## Work instructions:
Return only the number of lines holding the word "accueil".

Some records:
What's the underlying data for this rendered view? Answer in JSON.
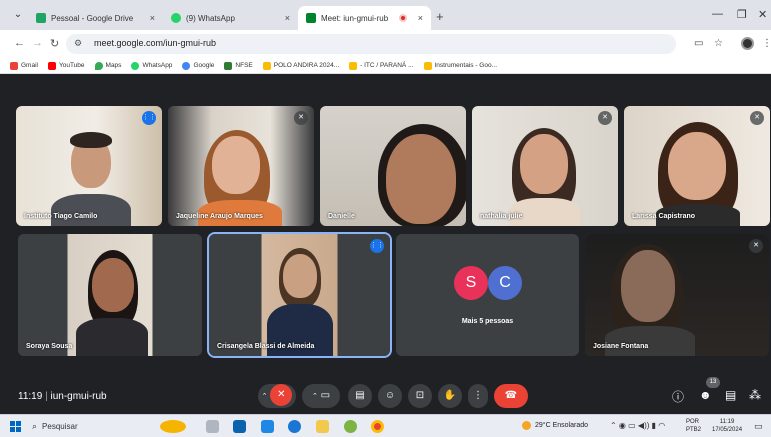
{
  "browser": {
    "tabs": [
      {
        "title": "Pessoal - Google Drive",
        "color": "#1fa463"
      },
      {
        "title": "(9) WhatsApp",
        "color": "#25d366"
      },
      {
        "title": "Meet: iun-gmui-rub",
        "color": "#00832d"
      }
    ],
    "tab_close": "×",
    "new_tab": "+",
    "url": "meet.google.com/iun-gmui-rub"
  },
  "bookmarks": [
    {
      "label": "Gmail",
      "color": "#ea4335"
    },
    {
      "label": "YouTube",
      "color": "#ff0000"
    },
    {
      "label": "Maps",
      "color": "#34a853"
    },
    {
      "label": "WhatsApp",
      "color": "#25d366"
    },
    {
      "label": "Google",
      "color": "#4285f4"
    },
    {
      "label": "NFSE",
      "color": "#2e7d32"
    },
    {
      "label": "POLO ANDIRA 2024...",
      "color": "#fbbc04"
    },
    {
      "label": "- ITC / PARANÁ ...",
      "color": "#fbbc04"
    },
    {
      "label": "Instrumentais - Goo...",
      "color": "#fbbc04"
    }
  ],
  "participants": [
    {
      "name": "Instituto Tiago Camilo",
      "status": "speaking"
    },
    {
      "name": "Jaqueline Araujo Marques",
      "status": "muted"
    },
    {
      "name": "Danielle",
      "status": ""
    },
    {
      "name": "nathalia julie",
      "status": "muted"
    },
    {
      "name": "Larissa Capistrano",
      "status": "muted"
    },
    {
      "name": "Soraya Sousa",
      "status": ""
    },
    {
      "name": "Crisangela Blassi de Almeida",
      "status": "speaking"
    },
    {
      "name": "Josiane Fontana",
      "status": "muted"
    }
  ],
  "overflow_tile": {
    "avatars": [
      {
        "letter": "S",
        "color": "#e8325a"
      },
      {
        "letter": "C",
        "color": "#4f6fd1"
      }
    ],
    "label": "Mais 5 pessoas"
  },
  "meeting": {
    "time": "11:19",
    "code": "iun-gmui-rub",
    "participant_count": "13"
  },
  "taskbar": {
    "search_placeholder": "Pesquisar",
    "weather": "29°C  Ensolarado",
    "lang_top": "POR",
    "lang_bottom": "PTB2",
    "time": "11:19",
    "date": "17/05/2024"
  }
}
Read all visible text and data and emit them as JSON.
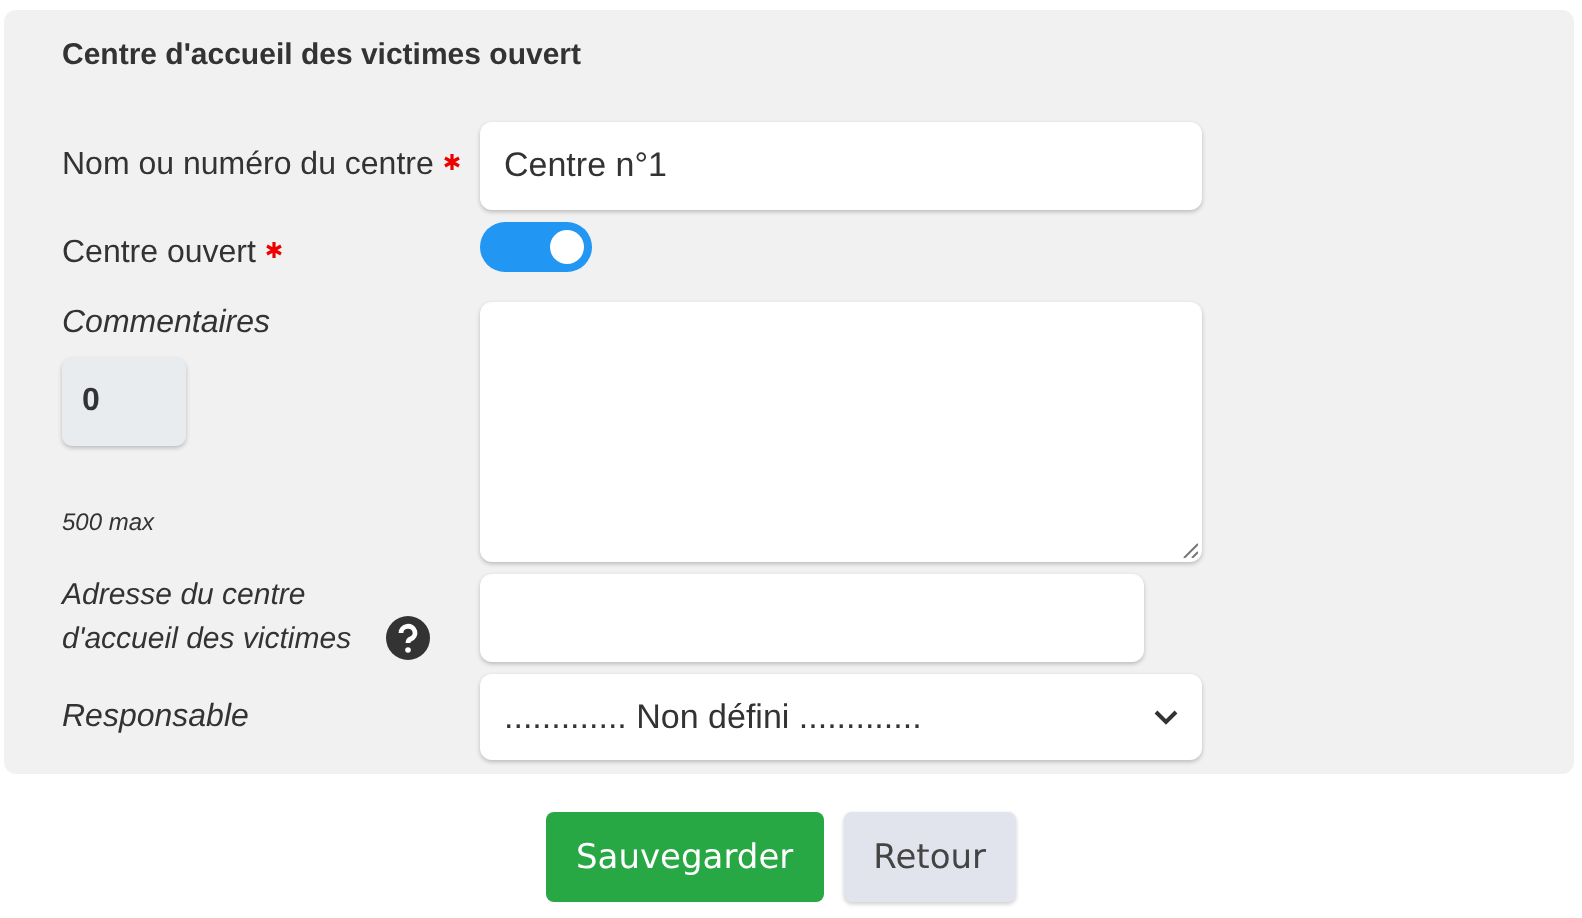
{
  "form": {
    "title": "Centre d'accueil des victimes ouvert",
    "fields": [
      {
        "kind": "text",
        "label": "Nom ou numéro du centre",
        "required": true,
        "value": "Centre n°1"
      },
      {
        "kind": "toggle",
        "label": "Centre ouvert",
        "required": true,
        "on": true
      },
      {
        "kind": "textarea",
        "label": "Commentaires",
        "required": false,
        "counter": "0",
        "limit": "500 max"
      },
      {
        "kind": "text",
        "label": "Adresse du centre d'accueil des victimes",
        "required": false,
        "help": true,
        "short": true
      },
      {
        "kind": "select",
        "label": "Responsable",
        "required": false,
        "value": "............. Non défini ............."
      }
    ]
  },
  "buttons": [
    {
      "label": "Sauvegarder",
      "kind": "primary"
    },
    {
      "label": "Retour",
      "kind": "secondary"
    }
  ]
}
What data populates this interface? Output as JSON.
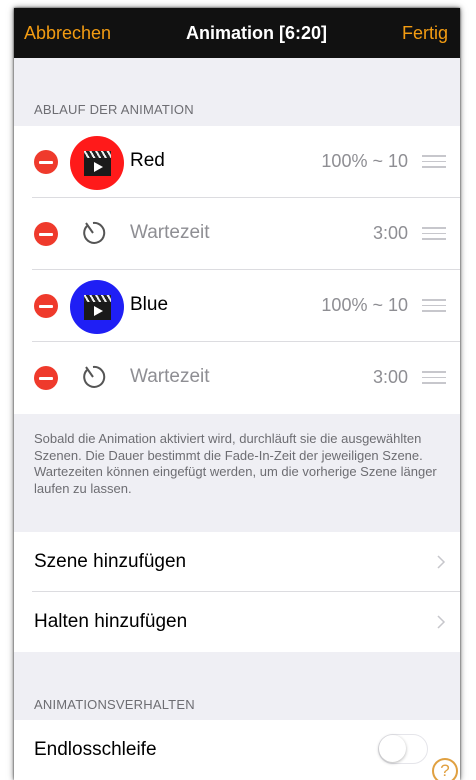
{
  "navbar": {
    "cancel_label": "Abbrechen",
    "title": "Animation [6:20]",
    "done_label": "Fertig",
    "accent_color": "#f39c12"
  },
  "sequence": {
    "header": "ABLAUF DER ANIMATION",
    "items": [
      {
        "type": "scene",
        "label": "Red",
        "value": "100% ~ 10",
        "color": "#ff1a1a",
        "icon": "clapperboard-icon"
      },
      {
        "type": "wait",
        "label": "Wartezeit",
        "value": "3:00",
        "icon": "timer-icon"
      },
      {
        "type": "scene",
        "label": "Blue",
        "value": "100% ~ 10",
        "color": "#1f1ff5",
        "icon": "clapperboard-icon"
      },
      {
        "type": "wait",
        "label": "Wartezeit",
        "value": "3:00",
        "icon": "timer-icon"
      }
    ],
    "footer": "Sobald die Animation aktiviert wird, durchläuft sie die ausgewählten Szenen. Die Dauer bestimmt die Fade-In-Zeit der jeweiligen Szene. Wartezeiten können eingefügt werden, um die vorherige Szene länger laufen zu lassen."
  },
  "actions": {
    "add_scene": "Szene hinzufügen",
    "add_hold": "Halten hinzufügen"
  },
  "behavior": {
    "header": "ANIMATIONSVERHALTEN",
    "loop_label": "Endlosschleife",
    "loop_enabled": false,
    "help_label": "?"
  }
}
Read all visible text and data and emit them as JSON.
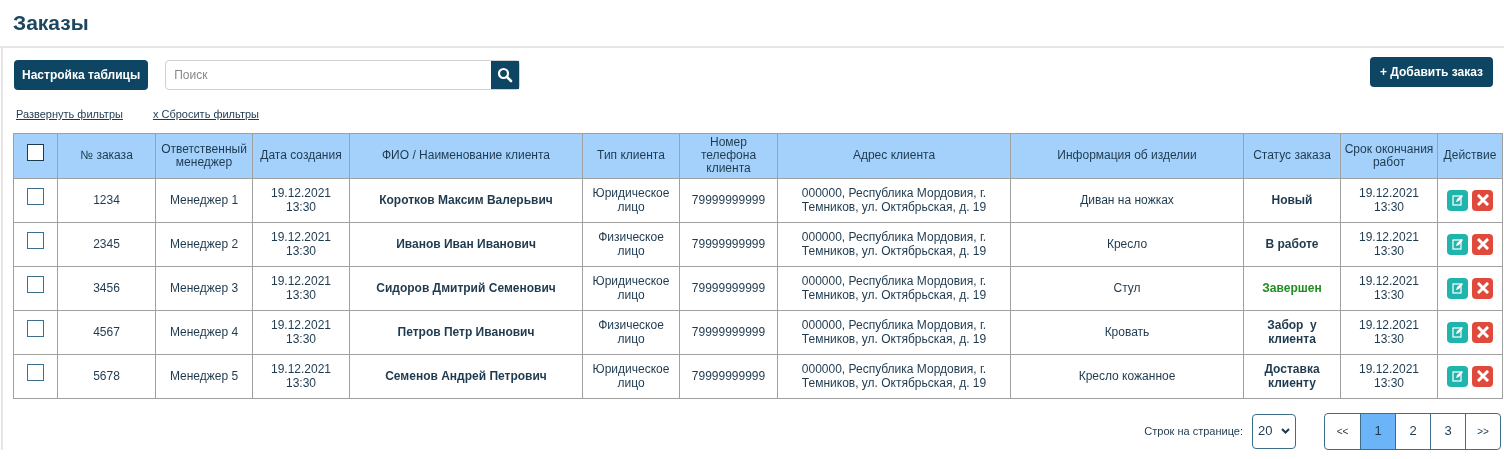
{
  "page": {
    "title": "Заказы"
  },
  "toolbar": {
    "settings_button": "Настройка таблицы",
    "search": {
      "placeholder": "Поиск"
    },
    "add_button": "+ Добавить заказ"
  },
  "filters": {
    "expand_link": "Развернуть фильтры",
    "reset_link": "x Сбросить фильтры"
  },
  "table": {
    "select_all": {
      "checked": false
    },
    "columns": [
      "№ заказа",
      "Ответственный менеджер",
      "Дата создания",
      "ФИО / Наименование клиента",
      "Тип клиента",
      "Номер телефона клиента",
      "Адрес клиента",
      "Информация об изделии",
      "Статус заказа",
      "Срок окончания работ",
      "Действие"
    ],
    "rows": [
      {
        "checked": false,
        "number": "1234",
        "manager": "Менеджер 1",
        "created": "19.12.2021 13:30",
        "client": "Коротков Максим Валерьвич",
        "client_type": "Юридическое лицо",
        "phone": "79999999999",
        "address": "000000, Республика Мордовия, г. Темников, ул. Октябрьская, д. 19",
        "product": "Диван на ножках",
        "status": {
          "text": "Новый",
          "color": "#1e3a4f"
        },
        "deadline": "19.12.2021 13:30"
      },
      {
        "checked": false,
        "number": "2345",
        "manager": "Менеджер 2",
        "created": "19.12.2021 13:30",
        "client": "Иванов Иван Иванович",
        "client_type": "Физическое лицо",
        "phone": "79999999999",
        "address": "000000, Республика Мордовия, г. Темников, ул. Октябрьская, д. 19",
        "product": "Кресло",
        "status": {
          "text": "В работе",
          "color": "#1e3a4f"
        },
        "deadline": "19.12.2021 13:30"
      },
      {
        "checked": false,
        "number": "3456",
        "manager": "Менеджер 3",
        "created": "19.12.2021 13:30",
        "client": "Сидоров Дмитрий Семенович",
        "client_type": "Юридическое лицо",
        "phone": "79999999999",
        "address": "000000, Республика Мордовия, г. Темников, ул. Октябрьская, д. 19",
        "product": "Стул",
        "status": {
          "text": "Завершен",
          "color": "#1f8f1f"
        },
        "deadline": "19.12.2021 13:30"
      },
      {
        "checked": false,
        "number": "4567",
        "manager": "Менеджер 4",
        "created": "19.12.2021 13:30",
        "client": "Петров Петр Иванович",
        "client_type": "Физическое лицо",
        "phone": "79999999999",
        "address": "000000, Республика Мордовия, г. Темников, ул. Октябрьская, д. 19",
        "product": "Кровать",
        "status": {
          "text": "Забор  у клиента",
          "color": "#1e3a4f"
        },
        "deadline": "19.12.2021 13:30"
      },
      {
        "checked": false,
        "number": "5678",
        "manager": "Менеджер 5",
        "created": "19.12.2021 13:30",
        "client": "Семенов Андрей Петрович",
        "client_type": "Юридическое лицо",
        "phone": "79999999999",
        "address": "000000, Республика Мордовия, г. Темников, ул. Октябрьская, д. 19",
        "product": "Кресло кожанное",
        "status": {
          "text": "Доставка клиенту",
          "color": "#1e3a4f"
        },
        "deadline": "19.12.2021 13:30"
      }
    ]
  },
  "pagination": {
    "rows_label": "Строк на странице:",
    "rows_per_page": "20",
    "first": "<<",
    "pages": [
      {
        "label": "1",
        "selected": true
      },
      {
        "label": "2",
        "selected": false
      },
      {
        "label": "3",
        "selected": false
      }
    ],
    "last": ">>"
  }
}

## Complete output:
2